***** PROVIDED MATERIAL

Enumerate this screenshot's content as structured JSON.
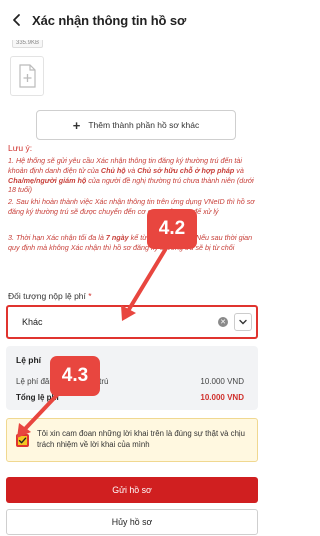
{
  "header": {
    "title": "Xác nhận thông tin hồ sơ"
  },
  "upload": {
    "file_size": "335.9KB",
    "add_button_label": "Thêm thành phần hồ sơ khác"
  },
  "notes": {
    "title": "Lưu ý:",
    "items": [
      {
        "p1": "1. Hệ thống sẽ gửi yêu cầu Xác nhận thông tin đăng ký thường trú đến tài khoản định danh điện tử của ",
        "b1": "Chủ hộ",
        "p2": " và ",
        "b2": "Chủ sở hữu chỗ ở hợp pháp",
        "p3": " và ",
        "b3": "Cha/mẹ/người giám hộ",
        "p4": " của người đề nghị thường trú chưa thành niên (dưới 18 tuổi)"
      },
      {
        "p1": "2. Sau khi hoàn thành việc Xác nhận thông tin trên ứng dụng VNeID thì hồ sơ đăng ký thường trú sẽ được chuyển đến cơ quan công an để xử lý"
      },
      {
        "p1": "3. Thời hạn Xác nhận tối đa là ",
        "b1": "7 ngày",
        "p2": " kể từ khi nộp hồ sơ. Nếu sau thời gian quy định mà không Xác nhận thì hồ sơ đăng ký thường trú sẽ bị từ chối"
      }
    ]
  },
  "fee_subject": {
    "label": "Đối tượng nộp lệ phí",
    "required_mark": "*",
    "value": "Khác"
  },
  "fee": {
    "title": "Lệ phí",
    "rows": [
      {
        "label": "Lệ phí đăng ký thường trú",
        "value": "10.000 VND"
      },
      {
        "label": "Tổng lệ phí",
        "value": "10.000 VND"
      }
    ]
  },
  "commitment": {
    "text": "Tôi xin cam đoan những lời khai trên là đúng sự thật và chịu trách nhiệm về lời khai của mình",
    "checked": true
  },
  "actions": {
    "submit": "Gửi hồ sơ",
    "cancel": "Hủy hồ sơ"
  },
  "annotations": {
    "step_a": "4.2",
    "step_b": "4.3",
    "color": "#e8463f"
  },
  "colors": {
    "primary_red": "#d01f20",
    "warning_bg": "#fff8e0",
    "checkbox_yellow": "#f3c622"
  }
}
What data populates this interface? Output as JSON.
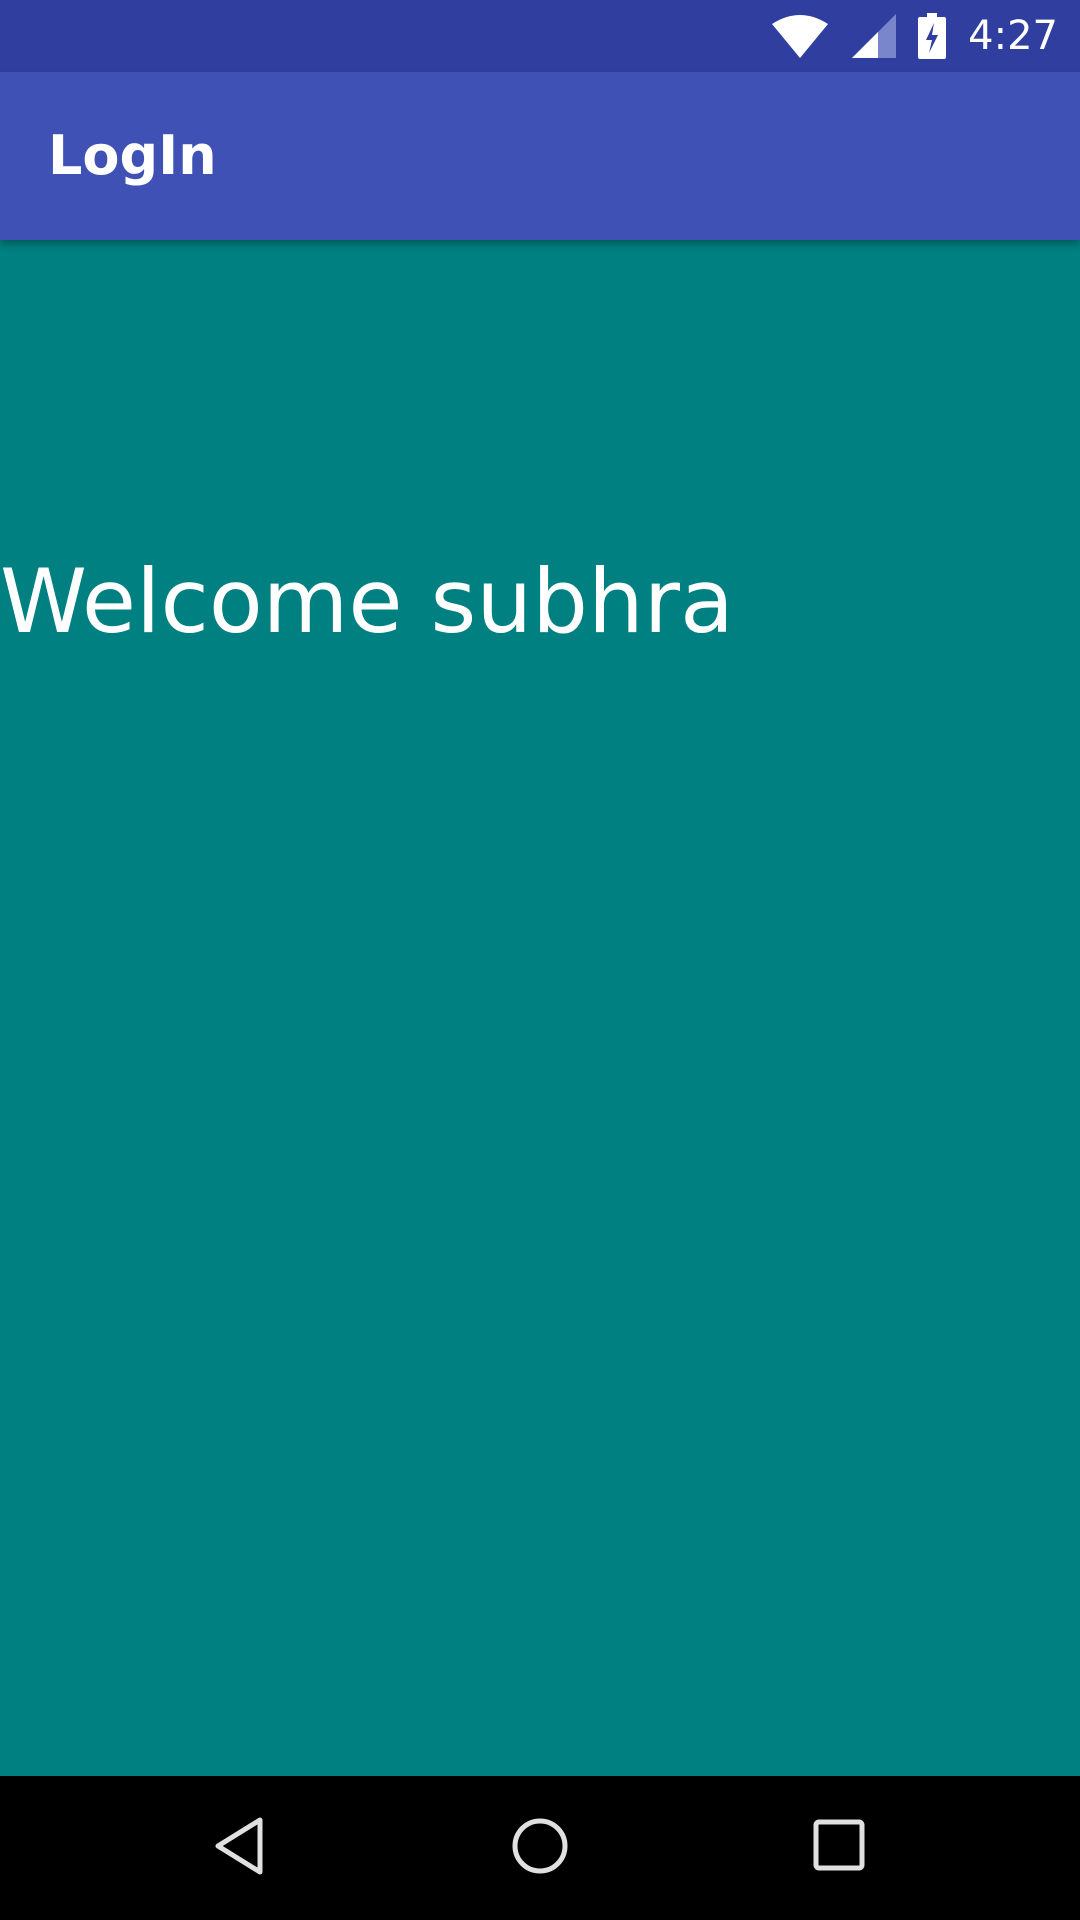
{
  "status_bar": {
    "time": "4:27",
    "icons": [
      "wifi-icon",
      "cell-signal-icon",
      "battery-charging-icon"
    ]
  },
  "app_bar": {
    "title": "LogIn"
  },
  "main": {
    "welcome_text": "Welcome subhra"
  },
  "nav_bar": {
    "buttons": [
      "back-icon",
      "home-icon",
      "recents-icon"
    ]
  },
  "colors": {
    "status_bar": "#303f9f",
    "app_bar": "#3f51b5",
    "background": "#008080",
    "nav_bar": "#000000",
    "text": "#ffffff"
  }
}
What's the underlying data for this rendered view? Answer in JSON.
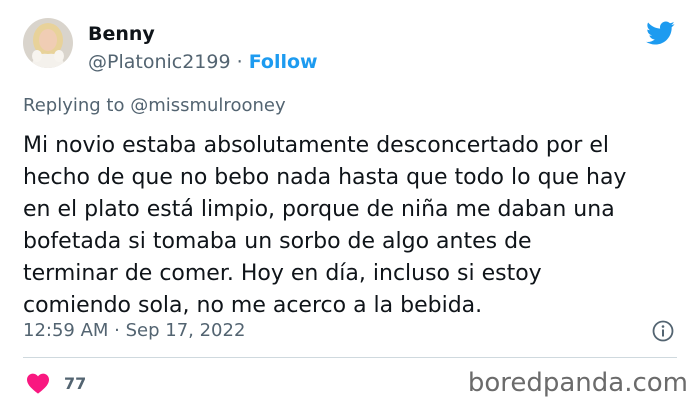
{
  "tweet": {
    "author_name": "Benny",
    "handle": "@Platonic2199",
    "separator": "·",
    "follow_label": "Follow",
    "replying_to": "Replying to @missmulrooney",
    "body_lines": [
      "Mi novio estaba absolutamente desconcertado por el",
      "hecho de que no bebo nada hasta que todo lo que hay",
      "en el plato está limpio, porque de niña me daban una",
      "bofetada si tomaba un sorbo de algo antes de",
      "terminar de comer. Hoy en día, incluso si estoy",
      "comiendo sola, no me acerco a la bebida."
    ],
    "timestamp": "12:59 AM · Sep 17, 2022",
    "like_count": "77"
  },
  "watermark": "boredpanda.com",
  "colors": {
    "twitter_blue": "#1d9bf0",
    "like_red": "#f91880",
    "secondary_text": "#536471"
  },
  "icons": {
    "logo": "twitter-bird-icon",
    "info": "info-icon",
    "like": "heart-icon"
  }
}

**********

**WHAT IS ASKED:**
Reproduce all entries without any change, and omit the pictures.

**RESULT OF THE TASK:**
Enumerate this screenshot's content as structured JSON.
{
  "header": {
    "title": "Xác nhận thông tin hồ sơ"
  },
  "upload": {
    "file_size": "335.9KB",
    "add_button_label": "Thêm thành phần hồ sơ khác"
  },
  "notes": {
    "title": "Lưu ý:",
    "items": [
      {
        "p1": "1. Hệ thống sẽ gửi yêu cầu Xác nhận thông tin đăng ký thường trú đến tài khoản định danh điện tử của ",
        "b1": "Chủ hộ",
        "p2": " và ",
        "b2": "Chủ sở hữu chỗ ở hợp pháp",
        "p3": " và ",
        "b3": "Cha/mẹ/người giám hộ",
        "p4": " của người đề nghị thường trú chưa thành niên (dưới 18 tuổi)"
      },
      {
        "p1": "2. Sau khi hoàn thành việc Xác nhận thông tin trên ứng dụng VNeID thì hồ sơ đăng ký thường trú sẽ được chuyển đến cơ quan công an để xử lý"
      },
      {
        "p1": "3. Thời hạn Xác nhận tối đa là ",
        "b1": "7 ngày",
        "p2": " kể từ khi nộp hồ sơ. Nếu sau thời gian quy định mà không Xác nhận thì hồ sơ đăng ký thường trú sẽ bị từ chối"
      }
    ]
  },
  "fee_subject": {
    "label": "Đối tượng nộp lệ phí",
    "required_mark": "*",
    "value": "Khác"
  },
  "fee": {
    "title": "Lệ phí",
    "rows": [
      {
        "label": "Lệ phí đăng ký thường trú",
        "value": "10.000 VND"
      },
      {
        "label": "Tổng lệ phí",
        "value": "10.000 VND"
      }
    ]
  },
  "commitment": {
    "text": "Tôi xin cam đoan những lời khai trên là đúng sự thật và chịu trách nhiệm về lời khai của mình",
    "checked": true
  },
  "actions": {
    "submit": "Gửi hồ sơ",
    "cancel": "Hủy hồ sơ"
  },
  "annotations": {
    "step_a": "4.2",
    "step_b": "4.3",
    "color": "#e8463f"
  },
  "colors": {
    "primary_red": "#d01f20",
    "warning_bg": "#fff8e0",
    "checkbox_yellow": "#f3c622"
  }
}
What data populates this interface? Output as JSON.
{
  "status_bar": {
    "time": "4:27",
    "icons": [
      "wifi-icon",
      "cell-signal-icon",
      "battery-charging-icon"
    ]
  },
  "app_bar": {
    "title": "LogIn"
  },
  "main": {
    "welcome_text": "Welcome subhra"
  },
  "nav_bar": {
    "buttons": [
      "back-icon",
      "home-icon",
      "recents-icon"
    ]
  },
  "colors": {
    "status_bar": "#303f9f",
    "app_bar": "#3f51b5",
    "background": "#008080",
    "nav_bar": "#000000",
    "text": "#ffffff"
  }
}
What's the underlying data for this rendered view? Answer in JSON.
{
  "tweet": {
    "author_name": "Benny",
    "handle": "@Platonic2199",
    "separator": "·",
    "follow_label": "Follow",
    "replying_to": "Replying to @missmulrooney",
    "body_lines": [
      "Mi novio estaba absolutamente desconcertado por el",
      "hecho de que no bebo nada hasta que todo lo que hay",
      "en el plato está limpio, porque de niña me daban una",
      "bofetada si tomaba un sorbo de algo antes de",
      "terminar de comer. Hoy en día, incluso si estoy",
      "comiendo sola, no me acerco a la bebida."
    ],
    "timestamp": "12:59 AM · Sep 17, 2022",
    "like_count": "77"
  },
  "watermark": "boredpanda.com",
  "colors": {
    "twitter_blue": "#1d9bf0",
    "like_red": "#f91880",
    "secondary_text": "#536471"
  },
  "icons": {
    "logo": "twitter-bird-icon",
    "info": "info-icon",
    "like": "heart-icon"
  }
}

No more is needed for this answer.